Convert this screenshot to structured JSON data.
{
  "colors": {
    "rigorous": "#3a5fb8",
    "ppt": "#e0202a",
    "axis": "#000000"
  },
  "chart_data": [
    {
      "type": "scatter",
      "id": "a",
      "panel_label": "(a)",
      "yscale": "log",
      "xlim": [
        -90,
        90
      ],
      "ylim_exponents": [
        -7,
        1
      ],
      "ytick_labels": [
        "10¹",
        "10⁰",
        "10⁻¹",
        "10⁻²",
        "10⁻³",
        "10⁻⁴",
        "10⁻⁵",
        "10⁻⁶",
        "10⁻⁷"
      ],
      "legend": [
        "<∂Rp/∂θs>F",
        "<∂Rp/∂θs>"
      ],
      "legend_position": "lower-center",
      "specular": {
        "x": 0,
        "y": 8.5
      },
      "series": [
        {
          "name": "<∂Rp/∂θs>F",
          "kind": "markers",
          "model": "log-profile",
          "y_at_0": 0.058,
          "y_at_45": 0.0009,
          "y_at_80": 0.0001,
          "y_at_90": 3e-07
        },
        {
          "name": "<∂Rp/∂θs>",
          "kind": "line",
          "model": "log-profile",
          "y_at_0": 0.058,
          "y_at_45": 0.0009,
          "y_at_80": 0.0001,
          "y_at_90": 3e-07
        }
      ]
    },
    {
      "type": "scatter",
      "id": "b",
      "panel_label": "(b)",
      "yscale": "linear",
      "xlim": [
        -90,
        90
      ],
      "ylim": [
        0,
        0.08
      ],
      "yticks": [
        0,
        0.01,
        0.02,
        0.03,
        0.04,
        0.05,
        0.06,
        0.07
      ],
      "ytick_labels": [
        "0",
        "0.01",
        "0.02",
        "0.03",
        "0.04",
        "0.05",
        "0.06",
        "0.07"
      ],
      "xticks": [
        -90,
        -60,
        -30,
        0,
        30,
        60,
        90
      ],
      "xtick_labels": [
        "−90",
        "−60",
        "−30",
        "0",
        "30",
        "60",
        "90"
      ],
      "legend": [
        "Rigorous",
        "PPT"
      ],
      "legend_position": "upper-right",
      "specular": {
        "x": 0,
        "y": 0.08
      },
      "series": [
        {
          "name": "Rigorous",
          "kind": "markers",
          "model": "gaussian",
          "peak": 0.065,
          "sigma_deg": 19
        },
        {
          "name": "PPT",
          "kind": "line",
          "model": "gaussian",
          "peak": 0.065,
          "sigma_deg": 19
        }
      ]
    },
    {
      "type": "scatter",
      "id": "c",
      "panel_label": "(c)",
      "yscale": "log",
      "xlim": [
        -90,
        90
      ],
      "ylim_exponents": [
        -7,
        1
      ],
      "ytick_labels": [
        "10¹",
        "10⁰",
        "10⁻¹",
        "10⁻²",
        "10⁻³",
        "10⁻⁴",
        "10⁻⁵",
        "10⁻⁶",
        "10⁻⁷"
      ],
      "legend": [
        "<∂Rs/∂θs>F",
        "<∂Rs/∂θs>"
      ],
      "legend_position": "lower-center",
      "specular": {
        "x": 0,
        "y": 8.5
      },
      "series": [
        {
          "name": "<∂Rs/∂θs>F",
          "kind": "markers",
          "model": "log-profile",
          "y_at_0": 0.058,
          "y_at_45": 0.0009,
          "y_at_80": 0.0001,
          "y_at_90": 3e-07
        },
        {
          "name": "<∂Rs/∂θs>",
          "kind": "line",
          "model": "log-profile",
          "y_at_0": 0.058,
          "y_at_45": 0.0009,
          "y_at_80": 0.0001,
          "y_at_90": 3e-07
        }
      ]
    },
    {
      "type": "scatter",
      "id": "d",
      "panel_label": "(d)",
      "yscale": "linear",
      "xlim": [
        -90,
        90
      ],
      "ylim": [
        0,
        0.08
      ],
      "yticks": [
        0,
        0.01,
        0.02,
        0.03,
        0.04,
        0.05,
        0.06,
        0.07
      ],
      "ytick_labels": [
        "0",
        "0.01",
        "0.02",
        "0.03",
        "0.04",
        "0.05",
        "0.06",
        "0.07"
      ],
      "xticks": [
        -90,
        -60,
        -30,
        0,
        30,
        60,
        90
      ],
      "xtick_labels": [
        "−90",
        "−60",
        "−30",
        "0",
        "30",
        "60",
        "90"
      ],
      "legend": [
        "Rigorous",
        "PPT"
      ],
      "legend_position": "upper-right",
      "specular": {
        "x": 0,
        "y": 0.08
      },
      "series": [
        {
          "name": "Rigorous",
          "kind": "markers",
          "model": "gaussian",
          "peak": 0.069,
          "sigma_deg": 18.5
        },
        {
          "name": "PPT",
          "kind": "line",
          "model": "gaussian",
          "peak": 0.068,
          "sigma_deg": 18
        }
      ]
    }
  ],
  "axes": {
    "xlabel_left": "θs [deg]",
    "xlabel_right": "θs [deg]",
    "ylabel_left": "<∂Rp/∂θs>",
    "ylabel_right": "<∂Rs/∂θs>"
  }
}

What is required: Each line of the listing should be copied exactly.

Expected answer:
Convert this screenshot to structured JSON data.
{
  "colors": {
    "rigorous": "#3a5fb8",
    "ppt": "#e0202a",
    "axis": "#000000"
  },
  "chart_data": [
    {
      "type": "scatter",
      "id": "a",
      "panel_label": "(a)",
      "yscale": "log",
      "xlim": [
        -90,
        90
      ],
      "ylim_exponents": [
        -7,
        1
      ],
      "ytick_labels": [
        "10¹",
        "10⁰",
        "10⁻¹",
        "10⁻²",
        "10⁻³",
        "10⁻⁴",
        "10⁻⁵",
        "10⁻⁶",
        "10⁻⁷"
      ],
      "legend": [
        "<∂Rp/∂θs>F",
        "<∂Rp/∂θs>"
      ],
      "legend_position": "lower-center",
      "specular": {
        "x": 0,
        "y": 8.5
      },
      "series": [
        {
          "name": "<∂Rp/∂θs>F",
          "kind": "markers",
          "model": "log-profile",
          "y_at_0": 0.058,
          "y_at_45": 0.0009,
          "y_at_80": 0.0001,
          "y_at_90": 3e-07
        },
        {
          "name": "<∂Rp/∂θs>",
          "kind": "line",
          "model": "log-profile",
          "y_at_0": 0.058,
          "y_at_45": 0.0009,
          "y_at_80": 0.0001,
          "y_at_90": 3e-07
        }
      ]
    },
    {
      "type": "scatter",
      "id": "b",
      "panel_label": "(b)",
      "yscale": "linear",
      "xlim": [
        -90,
        90
      ],
      "ylim": [
        0,
        0.08
      ],
      "yticks": [
        0,
        0.01,
        0.02,
        0.03,
        0.04,
        0.05,
        0.06,
        0.07
      ],
      "ytick_labels": [
        "0",
        "0.01",
        "0.02",
        "0.03",
        "0.04",
        "0.05",
        "0.06",
        "0.07"
      ],
      "xticks": [
        -90,
        -60,
        -30,
        0,
        30,
        60,
        90
      ],
      "xtick_labels": [
        "−90",
        "−60",
        "−30",
        "0",
        "30",
        "60",
        "90"
      ],
      "legend": [
        "Rigorous",
        "PPT"
      ],
      "legend_position": "upper-right",
      "specular": {
        "x": 0,
        "y": 0.08
      },
      "series": [
        {
          "name": "Rigorous",
          "kind": "markers",
          "model": "gaussian",
          "peak": 0.065,
          "sigma_deg": 19
        },
        {
          "name": "PPT",
          "kind": "line",
          "model": "gaussian",
          "peak": 0.065,
          "sigma_deg": 19
        }
      ]
    },
    {
      "type": "scatter",
      "id": "c",
      "panel_label": "(c)",
      "yscale": "log",
      "xlim": [
        -90,
        90
      ],
      "ylim_exponents": [
        -7,
        1
      ],
      "ytick_labels": [
        "10¹",
        "10⁰",
        "10⁻¹",
        "10⁻²",
        "10⁻³",
        "10⁻⁴",
        "10⁻⁵",
        "10⁻⁶",
        "10⁻⁷"
      ],
      "legend": [
        "<∂Rs/∂θs>F",
        "<∂Rs/∂θs>"
      ],
      "legend_position": "lower-center",
      "specular": {
        "x": 0,
        "y": 8.5
      },
      "series": [
        {
          "name": "<∂Rs/∂θs>F",
          "kind": "markers",
          "model": "log-profile",
          "y_at_0": 0.058,
          "y_at_45": 0.0009,
          "y_at_80": 0.0001,
          "y_at_90": 3e-07
        },
        {
          "name": "<∂Rs/∂θs>",
          "kind": "line",
          "model": "log-profile",
          "y_at_0": 0.058,
          "y_at_45": 0.0009,
          "y_at_80": 0.0001,
          "y_at_90": 3e-07
        }
      ]
    },
    {
      "type": "scatter",
      "id": "d",
      "panel_label": "(d)",
      "yscale": "linear",
      "xlim": [
        -90,
        90
      ],
      "ylim": [
        0,
        0.08
      ],
      "yticks": [
        0,
        0.01,
        0.02,
        0.03,
        0.04,
        0.05,
        0.06,
        0.07
      ],
      "ytick_labels": [
        "0",
        "0.01",
        "0.02",
        "0.03",
        "0.04",
        "0.05",
        "0.06",
        "0.07"
      ],
      "xticks": [
        -90,
        -60,
        -30,
        0,
        30,
        60,
        90
      ],
      "xtick_labels": [
        "−90",
        "−60",
        "−30",
        "0",
        "30",
        "60",
        "90"
      ],
      "legend": [
        "Rigorous",
        "PPT"
      ],
      "legend_position": "upper-right",
      "specular": {
        "x": 0,
        "y": 0.08
      },
      "series": [
        {
          "name": "Rigorous",
          "kind": "markers",
          "model": "gaussian",
          "peak": 0.069,
          "sigma_deg": 18.5
        },
        {
          "name": "PPT",
          "kind": "line",
          "model": "gaussian",
          "peak": 0.068,
          "sigma_deg": 18
        }
      ]
    }
  ],
  "axes": {
    "xlabel_left": "θs [deg]",
    "xlabel_right": "θs [deg]",
    "ylabel_left": "<∂Rp/∂θs>",
    "ylabel_right": "<∂Rs/∂θs>"
  }
}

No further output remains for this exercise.